:: THE EXERCISE ::
Go through the entries one line at a time, and gather every line that has the word "Shadow".

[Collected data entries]
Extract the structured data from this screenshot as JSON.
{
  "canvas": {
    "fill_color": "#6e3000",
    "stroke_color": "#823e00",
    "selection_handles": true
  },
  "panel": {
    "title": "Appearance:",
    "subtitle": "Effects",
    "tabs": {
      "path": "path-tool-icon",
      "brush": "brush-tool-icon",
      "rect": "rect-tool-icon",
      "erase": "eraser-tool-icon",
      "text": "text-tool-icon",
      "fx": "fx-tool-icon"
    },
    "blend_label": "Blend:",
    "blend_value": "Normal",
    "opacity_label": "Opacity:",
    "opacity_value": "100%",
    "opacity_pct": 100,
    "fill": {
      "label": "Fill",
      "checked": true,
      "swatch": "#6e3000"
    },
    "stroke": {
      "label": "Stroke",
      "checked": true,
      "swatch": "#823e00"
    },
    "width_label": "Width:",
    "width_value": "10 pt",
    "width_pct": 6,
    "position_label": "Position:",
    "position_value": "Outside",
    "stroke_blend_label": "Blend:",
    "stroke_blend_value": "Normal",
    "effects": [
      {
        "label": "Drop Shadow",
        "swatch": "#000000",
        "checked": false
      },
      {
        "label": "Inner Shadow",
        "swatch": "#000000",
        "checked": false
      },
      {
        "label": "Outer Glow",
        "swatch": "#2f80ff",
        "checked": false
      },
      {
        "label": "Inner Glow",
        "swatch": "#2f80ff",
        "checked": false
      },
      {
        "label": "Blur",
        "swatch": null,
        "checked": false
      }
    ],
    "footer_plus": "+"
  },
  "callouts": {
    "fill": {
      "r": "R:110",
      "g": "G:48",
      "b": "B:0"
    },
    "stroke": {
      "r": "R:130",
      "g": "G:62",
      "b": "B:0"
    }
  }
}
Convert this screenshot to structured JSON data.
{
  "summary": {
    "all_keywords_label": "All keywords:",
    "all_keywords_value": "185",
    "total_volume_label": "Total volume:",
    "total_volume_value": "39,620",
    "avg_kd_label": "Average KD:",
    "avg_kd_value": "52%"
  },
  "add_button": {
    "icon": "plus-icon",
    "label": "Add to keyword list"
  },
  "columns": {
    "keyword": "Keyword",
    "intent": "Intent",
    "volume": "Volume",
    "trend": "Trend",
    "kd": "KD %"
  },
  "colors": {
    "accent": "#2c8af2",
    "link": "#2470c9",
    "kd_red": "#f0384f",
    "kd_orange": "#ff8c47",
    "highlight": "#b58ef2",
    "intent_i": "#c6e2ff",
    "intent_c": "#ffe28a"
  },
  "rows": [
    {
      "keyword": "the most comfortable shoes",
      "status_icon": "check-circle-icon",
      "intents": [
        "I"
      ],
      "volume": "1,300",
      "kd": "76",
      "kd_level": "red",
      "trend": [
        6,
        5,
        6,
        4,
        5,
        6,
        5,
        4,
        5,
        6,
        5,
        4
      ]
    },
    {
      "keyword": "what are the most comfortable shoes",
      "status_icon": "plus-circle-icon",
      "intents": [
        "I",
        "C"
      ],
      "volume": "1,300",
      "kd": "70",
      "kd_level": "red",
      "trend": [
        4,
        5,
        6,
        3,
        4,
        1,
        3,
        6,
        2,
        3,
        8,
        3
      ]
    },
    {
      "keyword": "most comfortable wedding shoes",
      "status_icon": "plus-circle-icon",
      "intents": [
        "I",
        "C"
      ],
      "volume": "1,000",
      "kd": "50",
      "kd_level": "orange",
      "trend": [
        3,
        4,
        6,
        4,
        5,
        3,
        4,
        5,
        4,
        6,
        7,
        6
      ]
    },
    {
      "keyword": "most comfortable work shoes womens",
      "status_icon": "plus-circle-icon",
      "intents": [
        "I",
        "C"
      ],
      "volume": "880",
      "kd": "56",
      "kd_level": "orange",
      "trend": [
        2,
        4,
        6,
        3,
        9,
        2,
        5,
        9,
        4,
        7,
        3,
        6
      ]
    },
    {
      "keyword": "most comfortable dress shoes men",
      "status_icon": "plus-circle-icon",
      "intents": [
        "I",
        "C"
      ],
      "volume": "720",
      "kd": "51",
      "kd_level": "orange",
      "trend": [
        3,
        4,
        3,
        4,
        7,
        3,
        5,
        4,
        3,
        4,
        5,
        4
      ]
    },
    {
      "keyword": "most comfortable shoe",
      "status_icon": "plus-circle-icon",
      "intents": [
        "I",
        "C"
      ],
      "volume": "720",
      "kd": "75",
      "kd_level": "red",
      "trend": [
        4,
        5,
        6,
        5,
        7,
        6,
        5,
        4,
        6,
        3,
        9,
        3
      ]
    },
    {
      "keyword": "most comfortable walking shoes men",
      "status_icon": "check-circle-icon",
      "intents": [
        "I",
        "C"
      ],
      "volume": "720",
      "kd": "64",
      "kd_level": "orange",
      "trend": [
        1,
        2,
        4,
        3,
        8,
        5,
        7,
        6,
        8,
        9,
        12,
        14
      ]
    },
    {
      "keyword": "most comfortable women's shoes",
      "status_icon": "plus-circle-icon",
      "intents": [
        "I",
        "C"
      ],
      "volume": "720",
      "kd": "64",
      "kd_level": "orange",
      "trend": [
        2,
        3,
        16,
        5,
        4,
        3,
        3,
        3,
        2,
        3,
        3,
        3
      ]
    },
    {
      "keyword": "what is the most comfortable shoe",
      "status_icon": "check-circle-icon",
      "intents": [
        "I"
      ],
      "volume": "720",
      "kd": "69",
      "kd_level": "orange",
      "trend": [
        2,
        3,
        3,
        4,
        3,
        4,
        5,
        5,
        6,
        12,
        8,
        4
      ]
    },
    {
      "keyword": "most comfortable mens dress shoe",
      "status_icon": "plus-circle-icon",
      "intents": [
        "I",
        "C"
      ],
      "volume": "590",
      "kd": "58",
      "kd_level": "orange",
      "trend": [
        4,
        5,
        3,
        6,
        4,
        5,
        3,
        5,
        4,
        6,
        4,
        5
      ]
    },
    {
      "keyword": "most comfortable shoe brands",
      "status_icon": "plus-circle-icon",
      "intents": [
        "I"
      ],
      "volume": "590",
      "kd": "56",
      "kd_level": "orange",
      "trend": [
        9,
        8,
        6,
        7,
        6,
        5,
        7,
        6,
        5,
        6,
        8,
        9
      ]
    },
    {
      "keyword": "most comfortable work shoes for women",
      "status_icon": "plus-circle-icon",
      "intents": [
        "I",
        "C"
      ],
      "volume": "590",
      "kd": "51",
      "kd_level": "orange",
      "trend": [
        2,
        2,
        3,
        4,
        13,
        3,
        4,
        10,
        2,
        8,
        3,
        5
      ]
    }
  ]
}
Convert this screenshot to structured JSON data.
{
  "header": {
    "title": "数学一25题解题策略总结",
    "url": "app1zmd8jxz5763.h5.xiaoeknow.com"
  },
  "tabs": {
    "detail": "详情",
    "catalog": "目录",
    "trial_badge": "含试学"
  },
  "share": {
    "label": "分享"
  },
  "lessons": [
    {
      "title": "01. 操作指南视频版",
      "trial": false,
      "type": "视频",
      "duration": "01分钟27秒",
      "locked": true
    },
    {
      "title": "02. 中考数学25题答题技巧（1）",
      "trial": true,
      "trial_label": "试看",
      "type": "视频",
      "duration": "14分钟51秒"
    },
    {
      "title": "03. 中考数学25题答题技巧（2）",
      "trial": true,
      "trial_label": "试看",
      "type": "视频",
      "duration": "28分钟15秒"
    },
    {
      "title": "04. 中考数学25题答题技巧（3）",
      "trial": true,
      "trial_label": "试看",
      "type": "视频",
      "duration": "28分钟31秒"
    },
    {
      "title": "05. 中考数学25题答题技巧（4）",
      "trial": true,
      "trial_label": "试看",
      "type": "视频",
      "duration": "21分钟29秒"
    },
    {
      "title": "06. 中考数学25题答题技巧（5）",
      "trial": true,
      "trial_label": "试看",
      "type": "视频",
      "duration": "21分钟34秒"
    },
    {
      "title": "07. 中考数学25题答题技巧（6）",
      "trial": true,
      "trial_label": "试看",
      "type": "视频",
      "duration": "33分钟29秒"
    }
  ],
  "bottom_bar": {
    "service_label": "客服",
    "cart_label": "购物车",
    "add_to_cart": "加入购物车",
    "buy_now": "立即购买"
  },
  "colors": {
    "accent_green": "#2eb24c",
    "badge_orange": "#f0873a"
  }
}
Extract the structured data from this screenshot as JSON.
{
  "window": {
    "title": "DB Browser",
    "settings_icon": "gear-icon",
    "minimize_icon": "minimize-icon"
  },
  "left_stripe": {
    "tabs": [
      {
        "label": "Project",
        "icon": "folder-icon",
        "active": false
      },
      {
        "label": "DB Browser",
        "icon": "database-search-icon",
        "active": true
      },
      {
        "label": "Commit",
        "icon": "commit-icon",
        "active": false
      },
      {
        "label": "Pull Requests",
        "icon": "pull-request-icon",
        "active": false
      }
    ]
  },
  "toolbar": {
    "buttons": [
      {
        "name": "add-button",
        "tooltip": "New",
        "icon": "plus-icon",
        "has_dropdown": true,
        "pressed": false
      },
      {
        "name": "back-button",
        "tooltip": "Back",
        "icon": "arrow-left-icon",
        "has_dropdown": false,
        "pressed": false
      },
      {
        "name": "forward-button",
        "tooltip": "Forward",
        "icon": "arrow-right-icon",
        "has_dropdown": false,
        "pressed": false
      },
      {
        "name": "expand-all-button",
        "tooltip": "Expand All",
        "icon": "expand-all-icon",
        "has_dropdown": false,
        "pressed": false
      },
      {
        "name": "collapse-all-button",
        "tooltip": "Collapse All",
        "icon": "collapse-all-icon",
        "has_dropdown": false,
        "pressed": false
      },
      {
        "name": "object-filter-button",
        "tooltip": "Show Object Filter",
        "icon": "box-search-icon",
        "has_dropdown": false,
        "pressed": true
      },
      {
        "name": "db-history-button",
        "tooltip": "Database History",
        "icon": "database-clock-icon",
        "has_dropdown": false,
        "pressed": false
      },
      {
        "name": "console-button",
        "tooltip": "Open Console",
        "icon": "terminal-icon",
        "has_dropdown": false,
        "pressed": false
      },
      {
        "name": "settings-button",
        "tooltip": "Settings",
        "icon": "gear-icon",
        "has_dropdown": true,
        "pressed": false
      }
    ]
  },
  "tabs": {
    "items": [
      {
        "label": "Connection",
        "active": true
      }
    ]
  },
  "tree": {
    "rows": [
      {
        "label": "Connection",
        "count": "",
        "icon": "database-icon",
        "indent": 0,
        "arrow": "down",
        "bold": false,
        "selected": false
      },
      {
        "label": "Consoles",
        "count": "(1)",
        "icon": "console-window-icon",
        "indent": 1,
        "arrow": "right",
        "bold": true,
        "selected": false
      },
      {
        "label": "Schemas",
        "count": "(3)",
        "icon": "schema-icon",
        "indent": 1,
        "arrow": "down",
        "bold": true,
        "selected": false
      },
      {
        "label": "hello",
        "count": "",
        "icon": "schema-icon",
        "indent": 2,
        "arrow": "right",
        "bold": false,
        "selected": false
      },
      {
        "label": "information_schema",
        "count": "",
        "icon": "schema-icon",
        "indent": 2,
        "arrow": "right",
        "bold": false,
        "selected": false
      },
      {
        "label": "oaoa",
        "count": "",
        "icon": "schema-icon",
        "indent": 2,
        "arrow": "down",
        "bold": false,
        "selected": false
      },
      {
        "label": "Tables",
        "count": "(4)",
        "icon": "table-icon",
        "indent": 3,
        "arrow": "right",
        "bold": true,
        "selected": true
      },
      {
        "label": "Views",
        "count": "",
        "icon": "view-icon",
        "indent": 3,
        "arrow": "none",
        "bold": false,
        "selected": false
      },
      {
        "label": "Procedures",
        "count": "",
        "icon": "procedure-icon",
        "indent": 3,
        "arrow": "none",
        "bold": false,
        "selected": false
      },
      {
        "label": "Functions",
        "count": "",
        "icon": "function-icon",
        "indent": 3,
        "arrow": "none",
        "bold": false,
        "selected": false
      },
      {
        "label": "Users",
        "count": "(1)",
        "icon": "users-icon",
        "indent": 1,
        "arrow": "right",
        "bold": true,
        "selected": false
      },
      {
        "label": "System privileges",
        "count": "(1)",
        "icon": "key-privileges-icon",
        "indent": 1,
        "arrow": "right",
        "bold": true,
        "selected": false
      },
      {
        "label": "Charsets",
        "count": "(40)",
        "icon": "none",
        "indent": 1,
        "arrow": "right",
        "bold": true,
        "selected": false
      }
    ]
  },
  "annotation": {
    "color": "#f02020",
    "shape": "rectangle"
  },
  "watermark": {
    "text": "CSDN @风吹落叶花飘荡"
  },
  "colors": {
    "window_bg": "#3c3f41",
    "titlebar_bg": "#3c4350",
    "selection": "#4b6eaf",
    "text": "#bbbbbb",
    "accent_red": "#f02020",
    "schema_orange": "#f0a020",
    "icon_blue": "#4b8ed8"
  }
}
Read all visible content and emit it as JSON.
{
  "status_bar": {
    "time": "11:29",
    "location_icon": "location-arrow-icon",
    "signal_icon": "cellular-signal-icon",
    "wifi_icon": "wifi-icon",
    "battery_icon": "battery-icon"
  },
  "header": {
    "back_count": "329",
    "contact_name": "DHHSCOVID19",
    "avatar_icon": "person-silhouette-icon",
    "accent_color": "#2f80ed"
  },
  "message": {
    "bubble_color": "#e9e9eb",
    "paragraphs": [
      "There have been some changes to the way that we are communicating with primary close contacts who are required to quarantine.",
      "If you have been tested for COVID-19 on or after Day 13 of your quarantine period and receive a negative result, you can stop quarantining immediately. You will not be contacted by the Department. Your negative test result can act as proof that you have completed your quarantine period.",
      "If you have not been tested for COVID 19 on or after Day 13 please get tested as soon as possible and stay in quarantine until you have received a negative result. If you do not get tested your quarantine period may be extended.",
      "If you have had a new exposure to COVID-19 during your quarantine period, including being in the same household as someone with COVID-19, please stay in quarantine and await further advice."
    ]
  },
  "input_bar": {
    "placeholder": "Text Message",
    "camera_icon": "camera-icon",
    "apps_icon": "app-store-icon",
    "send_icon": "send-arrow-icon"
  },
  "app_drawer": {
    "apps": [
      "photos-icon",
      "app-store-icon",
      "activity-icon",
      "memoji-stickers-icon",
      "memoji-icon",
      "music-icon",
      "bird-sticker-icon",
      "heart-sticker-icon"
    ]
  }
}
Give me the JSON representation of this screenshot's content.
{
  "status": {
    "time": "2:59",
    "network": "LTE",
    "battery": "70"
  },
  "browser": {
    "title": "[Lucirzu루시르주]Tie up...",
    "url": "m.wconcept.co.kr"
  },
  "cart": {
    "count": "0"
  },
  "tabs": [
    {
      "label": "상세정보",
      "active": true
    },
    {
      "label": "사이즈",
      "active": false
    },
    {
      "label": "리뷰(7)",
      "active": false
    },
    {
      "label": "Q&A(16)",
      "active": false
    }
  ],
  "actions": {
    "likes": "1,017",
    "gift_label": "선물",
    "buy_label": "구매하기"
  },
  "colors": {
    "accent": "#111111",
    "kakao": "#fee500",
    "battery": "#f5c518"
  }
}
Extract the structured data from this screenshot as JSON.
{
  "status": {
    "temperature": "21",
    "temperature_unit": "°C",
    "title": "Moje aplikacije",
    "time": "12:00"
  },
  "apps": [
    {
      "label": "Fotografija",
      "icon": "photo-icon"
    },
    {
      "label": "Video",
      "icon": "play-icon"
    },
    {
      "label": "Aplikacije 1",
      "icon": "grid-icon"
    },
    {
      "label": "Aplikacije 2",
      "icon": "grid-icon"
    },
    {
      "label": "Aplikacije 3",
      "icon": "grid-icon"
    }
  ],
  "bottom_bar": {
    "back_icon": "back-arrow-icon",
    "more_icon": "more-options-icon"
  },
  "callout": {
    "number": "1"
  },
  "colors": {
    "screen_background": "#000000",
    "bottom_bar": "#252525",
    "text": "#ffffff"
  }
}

:: TASK OUTPUT ::
        "label": "Drop Shadow",
        "label": "Inner Shadow",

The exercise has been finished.